Chart and figure data
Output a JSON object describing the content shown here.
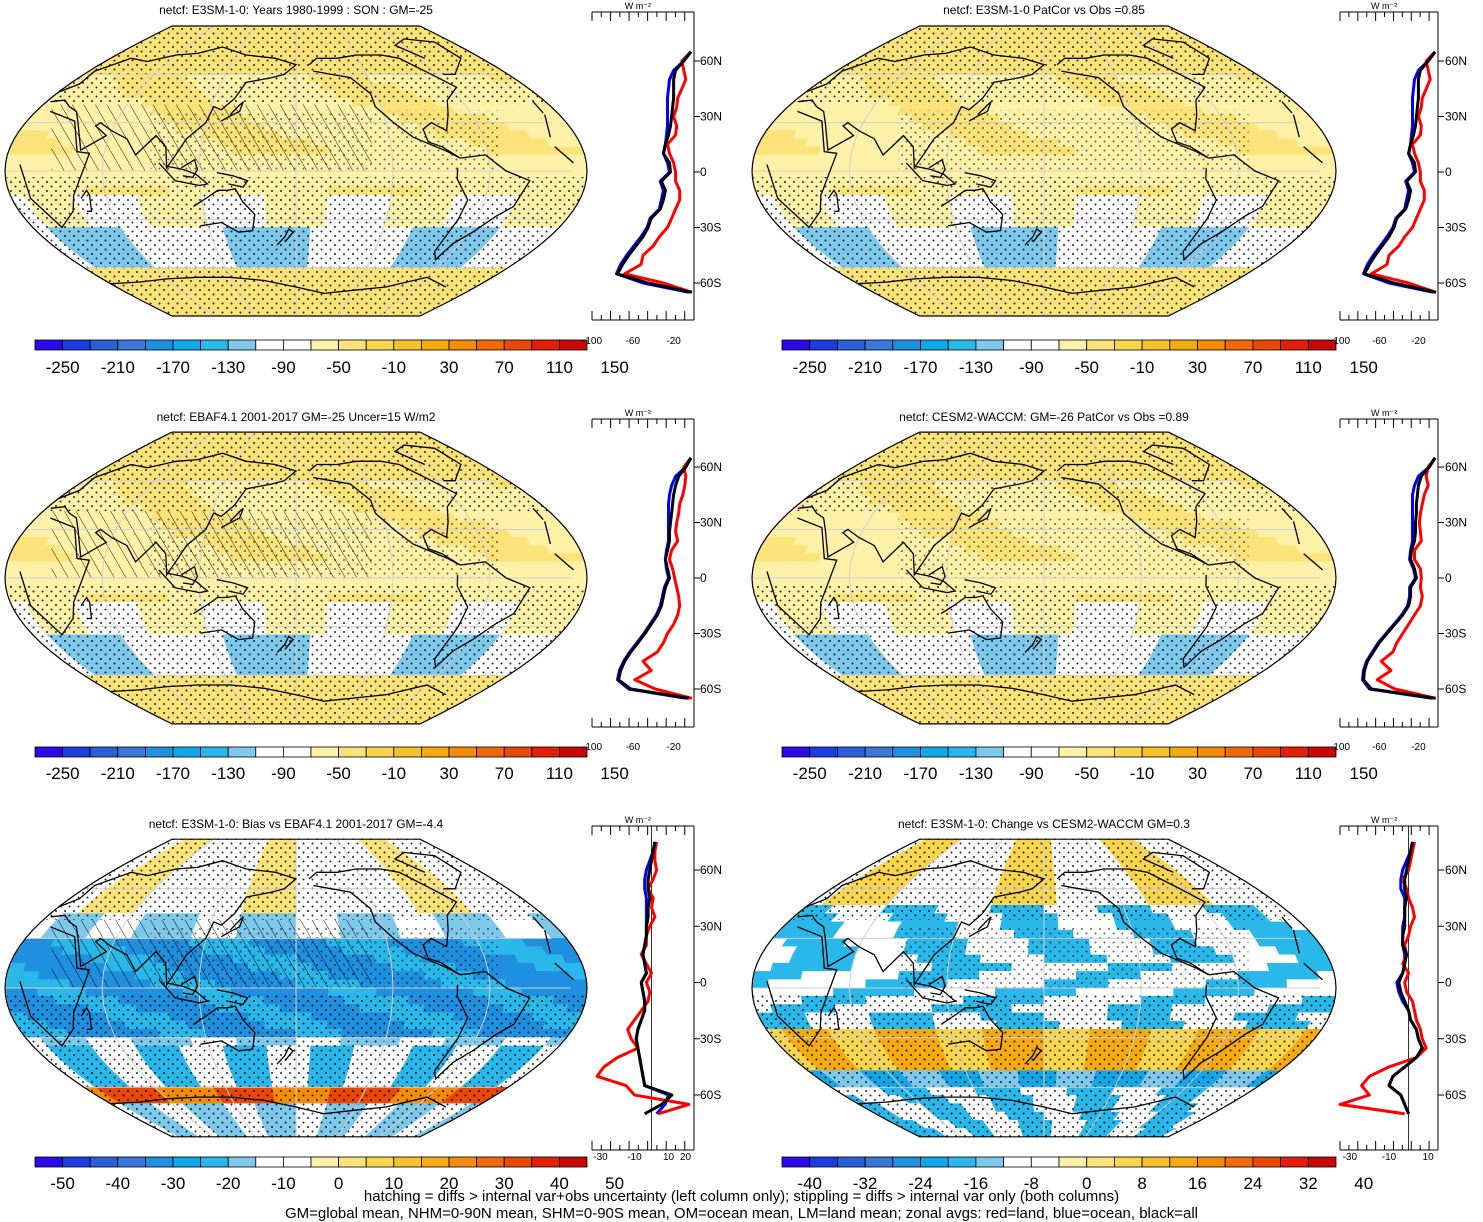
{
  "footnote": {
    "line1": "hatching = diffs > internal var+obs uncertainty (left column only); stippling = diffs > internal var only (both columns)",
    "line2": "GM=global mean, NHM=0-90N mean, SHM=0-90S mean, OM=ocean mean, LM=land mean; zonal avgs: red=land, blue=ocean, black=all"
  },
  "colors": {
    "land_line": "#ff0000",
    "ocean_line": "#0000ff",
    "all_line": "#000000",
    "full_palette": [
      "#2a0ae6",
      "#1b3de0",
      "#2a5fd8",
      "#3a78d8",
      "#1f8fe0",
      "#10a8e8",
      "#2ab7ea",
      "#7ec8ec",
      "#ffffff",
      "#ffffff",
      "#fff2a8",
      "#fbe37a",
      "#f9d44d",
      "#f7c22c",
      "#f6aa12",
      "#f28c0a",
      "#ee6a0a",
      "#e84808",
      "#e02008",
      "#c80808"
    ],
    "diff_palette": [
      "#2a0ae6",
      "#1b3de0",
      "#2a5fd8",
      "#3a78d8",
      "#1f8fe0",
      "#10a8e8",
      "#2ab7ea",
      "#7ec8ec",
      "#ffffff",
      "#ffffff",
      "#fff2a8",
      "#fbe37a",
      "#f9d44d",
      "#f7c22c",
      "#f6aa12",
      "#f28c0a",
      "#ee6a0a",
      "#e84808",
      "#e02008",
      "#c80808"
    ]
  },
  "zonal_lat_labels": [
    "60N",
    "30N",
    "0",
    "30S",
    "60S"
  ],
  "zonal_units": "W m⁻²",
  "chart_data": [
    {
      "type": "heatmap",
      "id": "model-climatology",
      "title": "netcf: E3SM-1-0: Years 1980-1999 : SON : GM=-25",
      "colorbar_labels": [
        "-250",
        "-210",
        "-170",
        "-130",
        "-90",
        "-50",
        "-10",
        "30",
        "70",
        "110",
        "150"
      ],
      "palette": "full",
      "field": "full",
      "zonal": {
        "xticks": [
          "-100",
          "-60",
          "-20"
        ],
        "xlim": [
          -100,
          0
        ],
        "lat": [
          65,
          60,
          55,
          50,
          45,
          40,
          35,
          30,
          25,
          20,
          15,
          10,
          5,
          0,
          -5,
          -10,
          -15,
          -20,
          -25,
          -30,
          -35,
          -40,
          -45,
          -50,
          -55,
          -60,
          -65
        ],
        "all": [
          -3,
          -10,
          -18,
          -20,
          -20,
          -20,
          -21,
          -22,
          -23,
          -25,
          -28,
          -30,
          -24,
          -23,
          -32,
          -28,
          -30,
          -33,
          -42,
          -45,
          -50,
          -57,
          -64,
          -70,
          -75,
          -45,
          -2
        ],
        "ocean": [
          -3,
          -10,
          -20,
          -24,
          -25,
          -26,
          -26,
          -26,
          -26,
          -27,
          -28,
          -30,
          -26,
          -24,
          -33,
          -30,
          -32,
          -34,
          -43,
          -46,
          -52,
          -59,
          -66,
          -72,
          -76,
          -50,
          -5
        ],
        "land": [
          -3,
          -12,
          -10,
          -8,
          -12,
          -16,
          -17,
          -20,
          -17,
          -18,
          -26,
          -24,
          -20,
          -18,
          -18,
          -14,
          -14,
          -18,
          -22,
          -26,
          -34,
          -40,
          -50,
          -52,
          -68,
          -30,
          -2
        ]
      }
    },
    {
      "type": "heatmap",
      "id": "model-vs-obs",
      "title": "netcf: E3SM-1-0 PatCor vs Obs =0.85",
      "colorbar_labels": [
        "-250",
        "-210",
        "-170",
        "-130",
        "-90",
        "-50",
        "-10",
        "30",
        "70",
        "110",
        "150"
      ],
      "palette": "full",
      "field": "full",
      "zonal": {
        "xticks": [
          "-100",
          "-60",
          "-20"
        ],
        "xlim": [
          -100,
          0
        ],
        "lat": [
          65,
          60,
          55,
          50,
          45,
          40,
          35,
          30,
          25,
          20,
          15,
          10,
          5,
          0,
          -5,
          -10,
          -15,
          -20,
          -25,
          -30,
          -35,
          -40,
          -45,
          -50,
          -55,
          -60,
          -65
        ],
        "all": [
          -3,
          -10,
          -18,
          -20,
          -20,
          -20,
          -21,
          -22,
          -23,
          -25,
          -28,
          -30,
          -24,
          -23,
          -32,
          -28,
          -30,
          -33,
          -42,
          -45,
          -50,
          -57,
          -64,
          -70,
          -75,
          -45,
          -2
        ],
        "ocean": [
          -3,
          -10,
          -20,
          -24,
          -25,
          -26,
          -26,
          -26,
          -26,
          -27,
          -28,
          -30,
          -26,
          -24,
          -33,
          -30,
          -32,
          -34,
          -43,
          -46,
          -52,
          -59,
          -66,
          -72,
          -76,
          -50,
          -5
        ],
        "land": [
          -3,
          -12,
          -10,
          -8,
          -12,
          -16,
          -17,
          -20,
          -17,
          -18,
          -26,
          -24,
          -20,
          -18,
          -18,
          -14,
          -14,
          -18,
          -22,
          -26,
          -34,
          -40,
          -50,
          -52,
          -68,
          -30,
          -2
        ]
      }
    },
    {
      "type": "heatmap",
      "id": "obs-climatology",
      "title": "netcf: EBAF4.1 2001-2017 GM=-25 Uncer=15 W/m2",
      "colorbar_labels": [
        "-250",
        "-210",
        "-170",
        "-130",
        "-90",
        "-50",
        "-10",
        "30",
        "70",
        "110",
        "150"
      ],
      "palette": "full",
      "field": "full",
      "zonal": {
        "xticks": [
          "-100",
          "-60",
          "-20"
        ],
        "xlim": [
          -100,
          0
        ],
        "lat": [
          65,
          60,
          55,
          50,
          45,
          40,
          35,
          30,
          25,
          20,
          15,
          10,
          5,
          0,
          -5,
          -10,
          -15,
          -20,
          -25,
          -30,
          -35,
          -40,
          -45,
          -50,
          -55,
          -60,
          -65
        ],
        "all": [
          -3,
          -8,
          -15,
          -18,
          -20,
          -21,
          -22,
          -23,
          -24,
          -24,
          -26,
          -28,
          -26,
          -24,
          -28,
          -30,
          -32,
          -36,
          -42,
          -48,
          -55,
          -62,
          -68,
          -72,
          -74,
          -62,
          -5
        ],
        "ocean": [
          -3,
          -8,
          -18,
          -22,
          -24,
          -25,
          -25,
          -25,
          -25,
          -25,
          -27,
          -28,
          -27,
          -25,
          -29,
          -31,
          -33,
          -37,
          -43,
          -49,
          -56,
          -63,
          -69,
          -73,
          -75,
          -64,
          -8
        ],
        "land": [
          -3,
          -10,
          -8,
          -9,
          -11,
          -14,
          -15,
          -17,
          -18,
          -16,
          -22,
          -24,
          -21,
          -19,
          -17,
          -15,
          -14,
          -16,
          -20,
          -26,
          -30,
          -36,
          -50,
          -42,
          -58,
          -38,
          -2
        ]
      }
    },
    {
      "type": "heatmap",
      "id": "reference-model",
      "title": "netcf: CESM2-WACCM: GM=-26 PatCor vs Obs =0.89",
      "colorbar_labels": [
        "-250",
        "-210",
        "-170",
        "-130",
        "-90",
        "-50",
        "-10",
        "30",
        "70",
        "110",
        "150"
      ],
      "palette": "full",
      "field": "full",
      "zonal": {
        "xticks": [
          "-100",
          "-60",
          "-20"
        ],
        "xlim": [
          -100,
          0
        ],
        "lat": [
          65,
          60,
          55,
          50,
          45,
          40,
          35,
          30,
          25,
          20,
          15,
          10,
          5,
          0,
          -5,
          -10,
          -15,
          -20,
          -25,
          -30,
          -35,
          -40,
          -45,
          -50,
          -55,
          -60,
          -65
        ],
        "all": [
          -3,
          -9,
          -17,
          -20,
          -21,
          -22,
          -22,
          -23,
          -23,
          -24,
          -27,
          -28,
          -24,
          -22,
          -28,
          -28,
          -30,
          -36,
          -44,
          -52,
          -60,
          -66,
          -72,
          -75,
          -76,
          -68,
          -3
        ],
        "ocean": [
          -3,
          -9,
          -20,
          -24,
          -26,
          -26,
          -26,
          -26,
          -26,
          -26,
          -28,
          -29,
          -25,
          -23,
          -29,
          -29,
          -31,
          -37,
          -45,
          -53,
          -61,
          -67,
          -73,
          -76,
          -77,
          -70,
          -6
        ],
        "land": [
          -3,
          -10,
          -12,
          -10,
          -14,
          -16,
          -18,
          -19,
          -18,
          -17,
          -24,
          -24,
          -18,
          -17,
          -18,
          -16,
          -18,
          -24,
          -30,
          -36,
          -42,
          -46,
          -58,
          -48,
          -62,
          -44,
          -2
        ]
      }
    },
    {
      "type": "heatmap",
      "id": "bias",
      "title": "netcf: E3SM-1-0: Bias vs EBAF4.1 2001-2017  GM=-4.4",
      "colorbar_labels": [
        "-50",
        "-40",
        "-30",
        "-20",
        "-10",
        "0",
        "10",
        "20",
        "30",
        "40",
        "50"
      ],
      "palette": "diff",
      "field": "bias",
      "zonal": {
        "xticks": [
          "-30",
          "-10",
          "10",
          "20"
        ],
        "xlim": [
          -35,
          25
        ],
        "lat": [
          75,
          70,
          65,
          60,
          55,
          50,
          45,
          40,
          35,
          30,
          25,
          20,
          15,
          10,
          5,
          0,
          -5,
          -10,
          -15,
          -20,
          -25,
          -30,
          -35,
          -40,
          -45,
          -50,
          -55,
          -60,
          -65,
          -70
        ],
        "all": [
          2,
          1,
          0,
          -1,
          -2,
          -2,
          -1,
          -2,
          -2,
          -3,
          -3,
          -4,
          -5,
          -4,
          -3,
          -6,
          -5,
          -4,
          -4,
          -6,
          -8,
          -9,
          -8,
          -7,
          -6,
          -5,
          -4,
          12,
          6,
          -4
        ],
        "ocean": [
          2,
          1,
          -1,
          -3,
          -4,
          -4,
          -3,
          -3,
          -3,
          -3,
          -3,
          -4,
          -5,
          -4,
          -3,
          -6,
          -5,
          -4,
          -4,
          -6,
          -8,
          -9,
          -8,
          -7,
          -6,
          -5,
          -4,
          10,
          8,
          3
        ],
        "land": [
          3,
          2,
          2,
          3,
          1,
          -2,
          1,
          0,
          2,
          -1,
          -3,
          -3,
          -6,
          -3,
          0,
          -3,
          -1,
          -2,
          -6,
          -10,
          -14,
          -12,
          -8,
          -20,
          -28,
          -32,
          -15,
          -10,
          22,
          4
        ]
      }
    },
    {
      "type": "heatmap",
      "id": "change",
      "title": "netcf: E3SM-1-0: Change vs CESM2-WACCM GM=0.3",
      "colorbar_labels": [
        "-40",
        "-32",
        "-24",
        "-16",
        "-8",
        "0",
        "8",
        "16",
        "24",
        "32",
        "40"
      ],
      "palette": "diff",
      "field": "change",
      "zonal": {
        "xticks": [
          "-30",
          "-10",
          "10"
        ],
        "xlim": [
          -35,
          15
        ],
        "lat": [
          75,
          70,
          65,
          60,
          55,
          50,
          45,
          40,
          35,
          30,
          25,
          20,
          15,
          10,
          5,
          0,
          -5,
          -10,
          -15,
          -20,
          -25,
          -30,
          -35,
          -40,
          -45,
          -50,
          -55,
          -60,
          -65,
          -70
        ],
        "all": [
          2,
          1,
          0,
          -1,
          -2,
          -2,
          -1,
          -2,
          -2,
          -2,
          -3,
          -3,
          -1,
          -2,
          -3,
          -5,
          -4,
          -2,
          0,
          1,
          4,
          5,
          7,
          4,
          -2,
          -8,
          -10,
          -4,
          -2,
          0
        ],
        "ocean": [
          2,
          1,
          -1,
          -3,
          -4,
          -4,
          -2,
          -2,
          -2,
          -3,
          -3,
          -3,
          -2,
          -2,
          -3,
          -6,
          -5,
          -3,
          0,
          1,
          4,
          5,
          7,
          4,
          -2,
          -8,
          -10,
          -4,
          -2,
          0
        ],
        "land": [
          3,
          2,
          1,
          0,
          -3,
          -1,
          0,
          2,
          3,
          1,
          0,
          -2,
          -1,
          -3,
          0,
          -2,
          -1,
          2,
          3,
          4,
          6,
          7,
          9,
          4,
          -10,
          -20,
          -24,
          -20,
          -35,
          -2
        ]
      }
    }
  ]
}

• [Requirements] Show all lines in the entries above where the string "title" appears.

• [Answer to the task]
      "title": "netcf: E3SM-1-0: Years 1980-1999 : SON : GM=-25",
      "title": "netcf: E3SM-1-0 PatCor vs Obs =0.85",
      "title": "netcf: EBAF4.1 2001-2017 GM=-25 Uncer=15 W/m2",
      "title": "netcf: CESM2-WACCM: GM=-26 PatCor vs Obs =0.89",
      "title": "netcf: E3SM-1-0: Bias vs EBAF4.1 2001-2017  GM=-4.4",
      "title": "netcf: E3SM-1-0: Change vs CESM2-WACCM GM=0.3",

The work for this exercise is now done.